--- Input material ---

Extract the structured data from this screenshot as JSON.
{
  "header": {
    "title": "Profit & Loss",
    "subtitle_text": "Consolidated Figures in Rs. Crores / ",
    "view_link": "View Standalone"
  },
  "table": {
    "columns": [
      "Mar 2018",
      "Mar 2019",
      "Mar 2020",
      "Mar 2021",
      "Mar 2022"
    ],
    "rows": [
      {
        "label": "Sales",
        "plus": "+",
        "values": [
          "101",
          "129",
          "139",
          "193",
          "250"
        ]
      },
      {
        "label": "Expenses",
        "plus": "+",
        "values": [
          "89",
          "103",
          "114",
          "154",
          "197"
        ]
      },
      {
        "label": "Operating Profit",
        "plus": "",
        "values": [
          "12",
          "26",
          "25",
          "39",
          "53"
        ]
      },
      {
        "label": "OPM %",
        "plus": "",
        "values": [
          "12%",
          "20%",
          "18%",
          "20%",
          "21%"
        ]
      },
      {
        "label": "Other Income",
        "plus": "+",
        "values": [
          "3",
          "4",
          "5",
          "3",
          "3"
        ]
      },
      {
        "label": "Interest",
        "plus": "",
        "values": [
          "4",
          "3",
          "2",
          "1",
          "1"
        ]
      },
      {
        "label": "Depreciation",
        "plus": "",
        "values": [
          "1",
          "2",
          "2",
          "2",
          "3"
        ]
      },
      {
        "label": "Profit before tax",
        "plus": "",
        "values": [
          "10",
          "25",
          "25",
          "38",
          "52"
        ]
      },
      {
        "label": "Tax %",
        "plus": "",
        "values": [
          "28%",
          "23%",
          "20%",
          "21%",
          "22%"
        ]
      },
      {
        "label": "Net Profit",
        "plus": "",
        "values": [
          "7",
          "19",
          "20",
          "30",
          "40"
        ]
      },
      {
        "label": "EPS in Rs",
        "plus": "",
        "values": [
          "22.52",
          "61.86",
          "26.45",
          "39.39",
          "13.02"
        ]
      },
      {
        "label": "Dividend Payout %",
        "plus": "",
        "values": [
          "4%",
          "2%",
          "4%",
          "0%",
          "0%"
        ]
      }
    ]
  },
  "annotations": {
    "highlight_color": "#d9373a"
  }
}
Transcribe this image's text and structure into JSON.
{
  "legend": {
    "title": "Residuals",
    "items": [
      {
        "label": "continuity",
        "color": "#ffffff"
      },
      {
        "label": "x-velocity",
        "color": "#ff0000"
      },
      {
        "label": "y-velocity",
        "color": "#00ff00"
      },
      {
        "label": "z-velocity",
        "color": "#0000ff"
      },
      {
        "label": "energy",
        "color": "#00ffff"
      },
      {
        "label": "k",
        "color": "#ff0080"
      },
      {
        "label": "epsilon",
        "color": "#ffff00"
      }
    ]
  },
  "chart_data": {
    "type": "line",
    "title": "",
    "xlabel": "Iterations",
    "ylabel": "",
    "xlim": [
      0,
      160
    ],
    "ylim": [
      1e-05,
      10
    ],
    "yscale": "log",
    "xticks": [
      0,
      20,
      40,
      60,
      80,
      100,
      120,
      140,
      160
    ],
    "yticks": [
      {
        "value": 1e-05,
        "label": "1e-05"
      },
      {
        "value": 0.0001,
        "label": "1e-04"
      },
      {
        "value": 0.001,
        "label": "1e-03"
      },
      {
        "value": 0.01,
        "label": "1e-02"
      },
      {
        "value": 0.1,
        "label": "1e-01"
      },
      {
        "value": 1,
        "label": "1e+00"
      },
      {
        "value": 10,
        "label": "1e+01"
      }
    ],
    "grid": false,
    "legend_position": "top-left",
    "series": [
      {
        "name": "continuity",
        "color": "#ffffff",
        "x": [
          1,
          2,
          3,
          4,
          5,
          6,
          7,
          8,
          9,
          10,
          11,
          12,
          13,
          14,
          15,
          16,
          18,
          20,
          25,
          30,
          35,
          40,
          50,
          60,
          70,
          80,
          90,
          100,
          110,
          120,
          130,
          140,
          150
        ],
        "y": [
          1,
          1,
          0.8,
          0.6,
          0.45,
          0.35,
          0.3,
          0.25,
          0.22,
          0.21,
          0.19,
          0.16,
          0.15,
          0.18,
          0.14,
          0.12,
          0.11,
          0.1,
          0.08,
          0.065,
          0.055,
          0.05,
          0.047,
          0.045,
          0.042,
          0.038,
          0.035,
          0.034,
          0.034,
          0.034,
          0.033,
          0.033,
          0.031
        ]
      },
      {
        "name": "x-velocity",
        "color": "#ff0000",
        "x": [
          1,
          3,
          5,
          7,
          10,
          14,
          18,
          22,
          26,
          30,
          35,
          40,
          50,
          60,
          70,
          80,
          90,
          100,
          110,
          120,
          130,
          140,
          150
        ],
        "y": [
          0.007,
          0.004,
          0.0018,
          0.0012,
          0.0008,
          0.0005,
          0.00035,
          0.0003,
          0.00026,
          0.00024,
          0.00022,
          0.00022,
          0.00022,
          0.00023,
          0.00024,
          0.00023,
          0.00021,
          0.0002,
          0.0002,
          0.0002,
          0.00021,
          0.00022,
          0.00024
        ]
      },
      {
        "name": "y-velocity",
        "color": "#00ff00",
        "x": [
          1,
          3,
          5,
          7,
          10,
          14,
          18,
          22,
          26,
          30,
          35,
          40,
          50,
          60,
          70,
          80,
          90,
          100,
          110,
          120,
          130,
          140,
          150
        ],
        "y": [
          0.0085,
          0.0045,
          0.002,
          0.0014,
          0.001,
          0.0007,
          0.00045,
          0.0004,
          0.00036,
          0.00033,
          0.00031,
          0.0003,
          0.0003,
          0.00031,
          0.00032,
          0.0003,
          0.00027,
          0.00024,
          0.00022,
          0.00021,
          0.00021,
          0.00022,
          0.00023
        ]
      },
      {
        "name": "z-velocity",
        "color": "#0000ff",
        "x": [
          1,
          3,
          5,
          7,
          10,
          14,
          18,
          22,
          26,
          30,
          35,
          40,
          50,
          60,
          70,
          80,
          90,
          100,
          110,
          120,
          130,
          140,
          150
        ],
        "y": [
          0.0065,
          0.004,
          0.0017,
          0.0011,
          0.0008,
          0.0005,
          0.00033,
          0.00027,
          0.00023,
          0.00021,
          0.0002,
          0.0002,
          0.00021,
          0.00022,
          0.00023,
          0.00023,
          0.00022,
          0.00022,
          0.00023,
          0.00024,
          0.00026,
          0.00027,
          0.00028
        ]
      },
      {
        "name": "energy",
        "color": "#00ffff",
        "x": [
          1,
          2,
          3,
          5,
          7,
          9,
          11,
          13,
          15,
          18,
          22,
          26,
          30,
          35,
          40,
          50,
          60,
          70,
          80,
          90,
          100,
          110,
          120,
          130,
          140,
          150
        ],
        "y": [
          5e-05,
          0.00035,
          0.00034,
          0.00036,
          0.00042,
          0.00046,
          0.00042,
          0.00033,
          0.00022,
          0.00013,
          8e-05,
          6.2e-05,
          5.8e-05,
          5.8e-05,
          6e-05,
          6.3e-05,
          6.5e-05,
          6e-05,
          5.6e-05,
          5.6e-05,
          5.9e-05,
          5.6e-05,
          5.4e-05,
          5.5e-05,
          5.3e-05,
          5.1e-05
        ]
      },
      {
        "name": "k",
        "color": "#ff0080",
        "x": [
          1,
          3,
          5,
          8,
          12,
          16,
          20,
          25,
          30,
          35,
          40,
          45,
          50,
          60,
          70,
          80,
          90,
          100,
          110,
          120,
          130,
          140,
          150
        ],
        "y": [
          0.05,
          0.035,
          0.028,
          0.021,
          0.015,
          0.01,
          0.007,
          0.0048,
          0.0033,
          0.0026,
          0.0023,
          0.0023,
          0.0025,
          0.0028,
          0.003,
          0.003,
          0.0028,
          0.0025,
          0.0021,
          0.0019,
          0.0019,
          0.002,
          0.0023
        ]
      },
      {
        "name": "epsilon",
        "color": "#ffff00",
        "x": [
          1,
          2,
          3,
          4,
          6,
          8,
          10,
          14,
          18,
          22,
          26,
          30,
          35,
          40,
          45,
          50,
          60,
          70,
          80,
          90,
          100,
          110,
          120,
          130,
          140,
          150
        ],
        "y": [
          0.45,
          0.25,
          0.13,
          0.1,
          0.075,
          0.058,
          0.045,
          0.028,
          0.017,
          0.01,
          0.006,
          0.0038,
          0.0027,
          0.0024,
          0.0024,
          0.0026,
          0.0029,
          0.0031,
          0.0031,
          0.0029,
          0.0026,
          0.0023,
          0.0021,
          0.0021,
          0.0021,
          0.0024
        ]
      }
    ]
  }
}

---

** Exercise objective **
Reply with nothing except the number of lines in the listing above that include "name".

** Complete output **
7